* Begin Stored records *

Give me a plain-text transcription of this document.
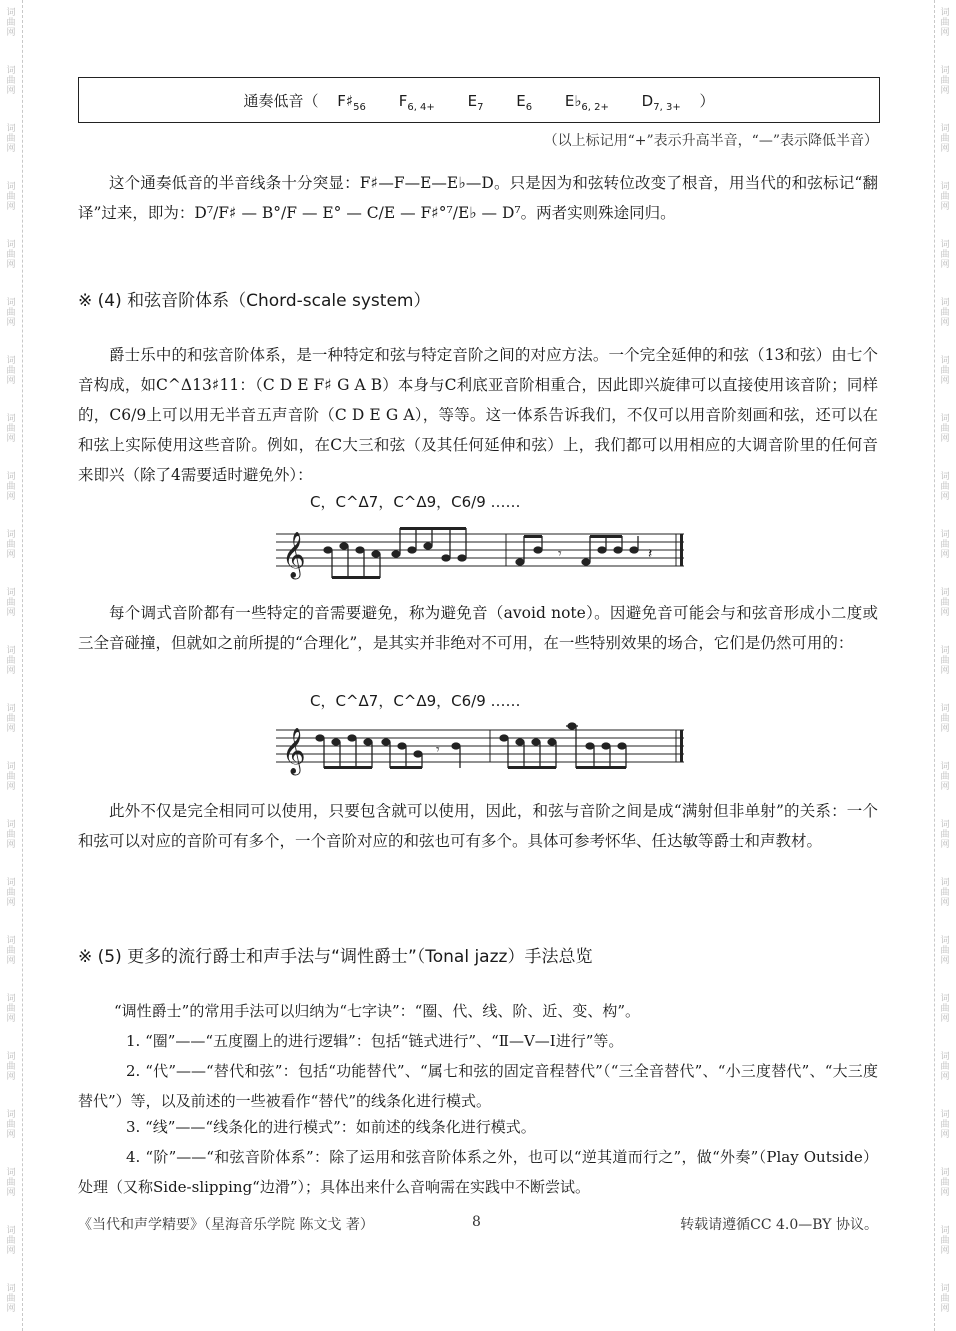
词
曲
网
词
曲
网
词
曲
网
词
曲
网
词
曲
网
词
曲
网
词
曲
网
词
曲
网
词
曲
网
词
曲
网
词
曲
网
词
曲
网
词
曲
网
词
曲
网
词
曲
网
词
曲
网
词
曲
网
词
曲
网
词
曲
网
词
曲
网
词
曲
网
词
曲
网
词
曲
网
词
曲
网
词
曲
网
词
曲
网
词
曲
网
词
曲
网
词
曲
网
词
曲
网
词
曲
网
词
曲
网
词
曲
网
词
曲
网
词
曲
网
词
曲
网
词
曲
网
词
曲
网
词
曲
网
词
曲
网
词
曲
网
词
曲
网
词
曲
网
词
曲
网
词
曲
网
词
曲
网
通奏低音（ $F♯_{56}$ $F_{6, 4+}$ $E_7$ $E_6$ $E♭_{6, 2+}$ $D_{7, 3+}$ ）
（以上标记用“+”表示升高半音，“—”表示降低半音）

这个通奏低音的半音线条十分突显：F♯—F—E—E♭—D。只是因为和弦转位改变了根音，用当代的和弦标记“翻译”过来，即为：D⁷/F♯ — B°/F — E° — C/E — F♯°⁷/E♭ — D⁷。两者实则殊途同归。

※ (4) 和弦音阶体系（Chord-scale system）

爵士乐中的和弦音阶体系，是一种特定和弦与特定音阶之间的对应方法。一个完全延伸的和弦（13和弦）由七个音构成，如C^Δ13♯11：（C D E F♯ G A B）本身与C利底亚音阶相重合，因此即兴旋律可以直接使用该音阶；同样的，C6/9上可以用无半音五声音阶（C D E G A），等等。这一体系告诉我们，不仅可以用音阶刻画和弦，还可以在和弦上实际使用这些音阶。例如，在C大三和弦（及其任何延伸和弦）上，我们都可以用相应的大调音阶里的任何音来即兴（除了4需要适时避免外）：

C，C^Δ7，C^Δ9，C6/9 ……
𝄞	𝄾	𝄽

每个调式音阶都有一些特定的音需要避免，称为避免音（avoid note）。因避免音可能会与和弦音形成小二度或三全音碰撞，但就如之前所提的“合理化”，是其实并非绝对不可用，在一些特别效果的场合，它们是仍然可用的：

C，C^Δ7，C^Δ9，C6/9 ……
𝄞	𝄾

此外不仅是完全相同可以使用，只要包含就可以使用，因此，和弦与音阶之间是成“满射但非单射”的关系：一个和弦可以对应的音阶可有多个，一个音阶对应的和弦也可有多个。具体可参考怀华、任达敏等爵士和声教材。

※ (5) 更多的流行爵士和声手法与“调性爵士”（Tonal jazz）手法总览

“调性爵士”的常用手法可以归纳为“七字诀”：“圈、代、线、阶、近、变、构”。

1. “圈”——“五度圈上的进行逻辑”：包括“链式进行”、“Ⅱ—Ⅴ—Ⅰ进行”等。

2. “代”——“替代和弦”：包括“功能替代”、“属七和弦的固定音程替代”（“三全音替代”、“小三度替代”、“大三度替代”）等，以及前述的一些被看作“替代”的线条化进行模式。

3. “线”——“线条化的进行模式”：如前述的线条化进行模式。

4. “阶”——“和弦音阶体系”：除了运用和弦音阶体系之外，也可以“逆其道而行之”，做“外奏”（Play Outside）处理（又称Side-slipping“边滑”）；具体出来什么音响需在实践中不断尝试。

《当代和声学精要》（星海音乐学院 陈文戈 著）	8	转载请遵循CC 4.0—BY 协议。
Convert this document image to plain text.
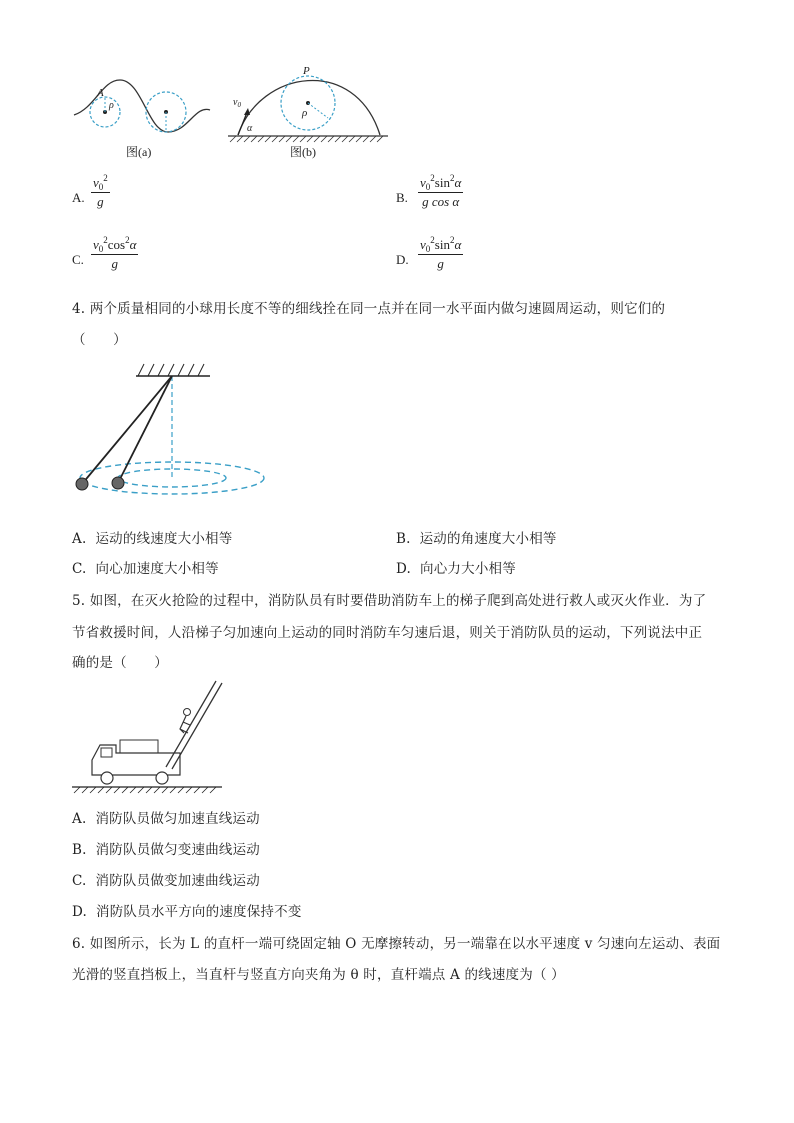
A
ρ
图(a)
ρ
P
$v_0$
α
图(b)
A. $\frac{v_0^2}{g}$	B. $\frac{v_0^2\sin^2\alpha}{\text{g cos α}}$
C. $\frac{v_0^2\cos^2\alpha}{g}$	D. $\frac{v_0^2\sin^2\alpha}{g}$
4. 两个质量相同的小球用长度不等的细线拴在同一点并在同一水平面内做匀速圆周运动，则它们的
（　　）
A. 运动的线速度大小相等	B. 运动的角速度大小相等
C. 向心加速度大小相等	D. 向心力大小相等
5. 如图，在灭火抢险的过程中，消防队员有时要借助消防车上的梯子爬到高处进行救人或灭火作业．为了
节省救援时间，人沿梯子匀加速向上运动的同时消防车匀速后退，则关于消防队员的运动，下列说法中正
确的是（　　）
A. 消防队员做匀加速直线运动
B. 消防队员做匀变速曲线运动
C. 消防队员做变加速曲线运动
D. 消防队员水平方向的速度保持不变
6. 如图所示，长为 L 的直杆一端可绕固定轴 O 无摩擦转动，另一端靠在以水平速度 v 匀速向左运动、表面
光滑的竖直挡板上，当直杆与竖直方向夹角为 θ 时，直杆端点 A 的线速度为（ ）
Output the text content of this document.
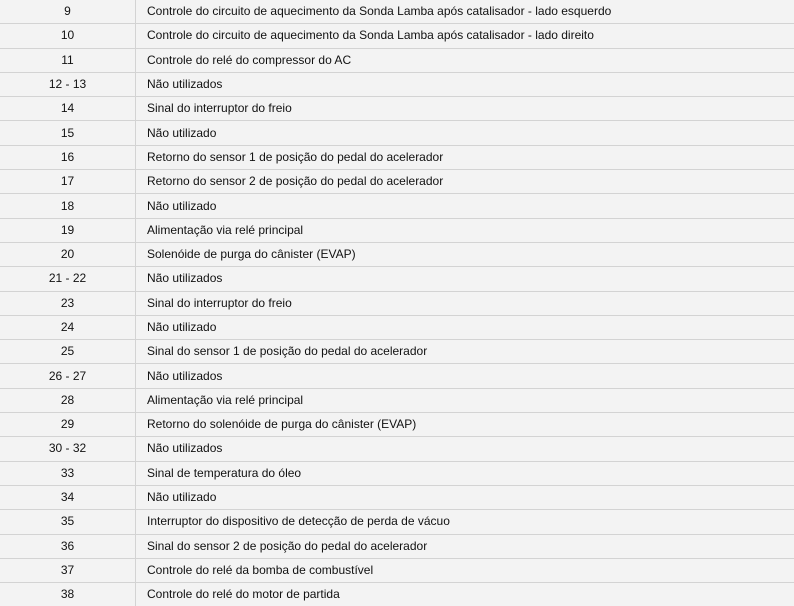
9	Controle do circuito de aquecimento da Sonda Lamba após catalisador - lado esquerdo
10	Controle do circuito de aquecimento da Sonda Lamba após catalisador - lado direito
11	Controle do relé do compressor do AC
12 - 13	Não utilizados
14	Sinal do interruptor do freio
15	Não utilizado
16	Retorno do sensor 1 de posição do pedal do acelerador
17	Retorno do sensor 2 de posição do pedal do acelerador
18	Não utilizado
19	Alimentação via relé principal
20	Solenóide de purga do cânister (EVAP)
21 - 22	Não utilizados
23	Sinal do interruptor do freio
24	Não utilizado
25	Sinal do sensor 1 de posição do pedal do acelerador
26 - 27	Não utilizados
28	Alimentação via relé principal
29	Retorno do solenóide de purga do cânister (EVAP)
30 - 32	Não utilizados
33	Sinal de temperatura do óleo
34	Não utilizado
35	Interruptor do dispositivo de detecção de perda de vácuo
36	Sinal do sensor 2 de posição do pedal do acelerador
37	Controle do relé da bomba de combustível
38	Controle do relé do motor de partida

* End Stored records *

[Your instructions] Output the material word for word, omitting its pictures.

[Final result]
Give me a plain-text transcription of this document.
词
曲
网
词
曲
网
词
曲
网
词
曲
网
词
曲
网
词
曲
网
词
曲
网
词
曲
网
词
曲
网
词
曲
网
词
曲
网
词
曲
网
词
曲
网
词
曲
网
词
曲
网
词
曲
网
词
曲
网
词
曲
网
词
曲
网
词
曲
网
词
曲
网
词
曲
网
词
曲
网
词
曲
网
词
曲
网
词
曲
网
词
曲
网
词
曲
网
词
曲
网
词
曲
网
词
曲
网
词
曲
网
词
曲
网
词
曲
网
词
曲
网
词
曲
网
词
曲
网
词
曲
网
词
曲
网
词
曲
网
词
曲
网
词
曲
网
词
曲
网
词
曲
网
词
曲
网
词
曲
网
通奏低音（ $F♯_{56}$ $F_{6, 4+}$ $E_7$ $E_6$ $E♭_{6, 2+}$ $D_{7, 3+}$ ）
（以上标记用“+”表示升高半音，“—”表示降低半音）

这个通奏低音的半音线条十分突显：F♯—F—E—E♭—D。只是因为和弦转位改变了根音，用当代的和弦标记“翻译”过来，即为：D⁷/F♯ — B°/F — E° — C/E — F♯°⁷/E♭ — D⁷。两者实则殊途同归。

※ (4) 和弦音阶体系（Chord-scale system）

爵士乐中的和弦音阶体系，是一种特定和弦与特定音阶之间的对应方法。一个完全延伸的和弦（13和弦）由七个音构成，如C^Δ13♯11：（C D E F♯ G A B）本身与C利底亚音阶相重合，因此即兴旋律可以直接使用该音阶；同样的，C6/9上可以用无半音五声音阶（C D E G A），等等。这一体系告诉我们，不仅可以用音阶刻画和弦，还可以在和弦上实际使用这些音阶。例如，在C大三和弦（及其任何延伸和弦）上，我们都可以用相应的大调音阶里的任何音来即兴（除了4需要适时避免外）：

C，C^Δ7，C^Δ9，C6/9 ……
𝄞	𝄾	𝄽

每个调式音阶都有一些特定的音需要避免，称为避免音（avoid note）。因避免音可能会与和弦音形成小二度或三全音碰撞，但就如之前所提的“合理化”，是其实并非绝对不可用，在一些特别效果的场合，它们是仍然可用的：

C，C^Δ7，C^Δ9，C6/9 ……
𝄞	𝄾

此外不仅是完全相同可以使用，只要包含就可以使用，因此，和弦与音阶之间是成“满射但非单射”的关系：一个和弦可以对应的音阶可有多个，一个音阶对应的和弦也可有多个。具体可参考怀华、任达敏等爵士和声教材。

※ (5) 更多的流行爵士和声手法与“调性爵士”（Tonal jazz）手法总览

“调性爵士”的常用手法可以归纳为“七字诀”：“圈、代、线、阶、近、变、构”。

1. “圈”——“五度圈上的进行逻辑”：包括“链式进行”、“Ⅱ—Ⅴ—Ⅰ进行”等。

2. “代”——“替代和弦”：包括“功能替代”、“属七和弦的固定音程替代”（“三全音替代”、“小三度替代”、“大三度替代”）等，以及前述的一些被看作“替代”的线条化进行模式。

3. “线”——“线条化的进行模式”：如前述的线条化进行模式。

4. “阶”——“和弦音阶体系”：除了运用和弦音阶体系之外，也可以“逆其道而行之”，做“外奏”（Play Outside）处理（又称Side-slipping“边滑”）；具体出来什么音响需在实践中不断尝试。

《当代和声学精要》（星海音乐学院 陈文戈 著）	8	转载请遵循CC 4.0—BY 协议。
Convert this document image to plain text.
A
ρ
图(a)
ρ
P
$v_0$
α
图(b)
A. $\frac{v_0^2}{g}$	B. $\frac{v_0^2\sin^2\alpha}{\text{g cos α}}$
C. $\frac{v_0^2\cos^2\alpha}{g}$	D. $\frac{v_0^2\sin^2\alpha}{g}$
4. 两个质量相同的小球用长度不等的细线拴在同一点并在同一水平面内做匀速圆周运动，则它们的
（　　）
A. 运动的线速度大小相等	B. 运动的角速度大小相等
C. 向心加速度大小相等	D. 向心力大小相等
5. 如图，在灭火抢险的过程中，消防队员有时要借助消防车上的梯子爬到高处进行救人或灭火作业．为了
节省救援时间，人沿梯子匀加速向上运动的同时消防车匀速后退，则关于消防队员的运动，下列说法中正
确的是（　　）
A. 消防队员做匀加速直线运动
B. 消防队员做匀变速曲线运动
C. 消防队员做变加速曲线运动
D. 消防队员水平方向的速度保持不变
6. 如图所示，长为 L 的直杆一端可绕固定轴 O 无摩擦转动，另一端靠在以水平速度 v 匀速向左运动、表面
光滑的竖直挡板上，当直杆与竖直方向夹角为 θ 时，直杆端点 A 的线速度为（ ）
Output the text content of this document.
9	Controle do circuito de aquecimento da Sonda Lamba após catalisador - lado esquerdo
10	Controle do circuito de aquecimento da Sonda Lamba após catalisador - lado direito
11	Controle do relé do compressor do AC
12 - 13	Não utilizados
14	Sinal do interruptor do freio
15	Não utilizado
16	Retorno do sensor 1 de posição do pedal do acelerador
17	Retorno do sensor 2 de posição do pedal do acelerador
18	Não utilizado
19	Alimentação via relé principal
20	Solenóide de purga do cânister (EVAP)
21 - 22	Não utilizados
23	Sinal do interruptor do freio
24	Não utilizado
25	Sinal do sensor 1 de posição do pedal do acelerador
26 - 27	Não utilizados
28	Alimentação via relé principal
29	Retorno do solenóide de purga do cânister (EVAP)
30 - 32	Não utilizados
33	Sinal de temperatura do óleo
34	Não utilizado
35	Interruptor do dispositivo de detecção de perda de vácuo
36	Sinal do sensor 2 de posição do pedal do acelerador
37	Controle do relé da bomba de combustível
38	Controle do relé do motor de partida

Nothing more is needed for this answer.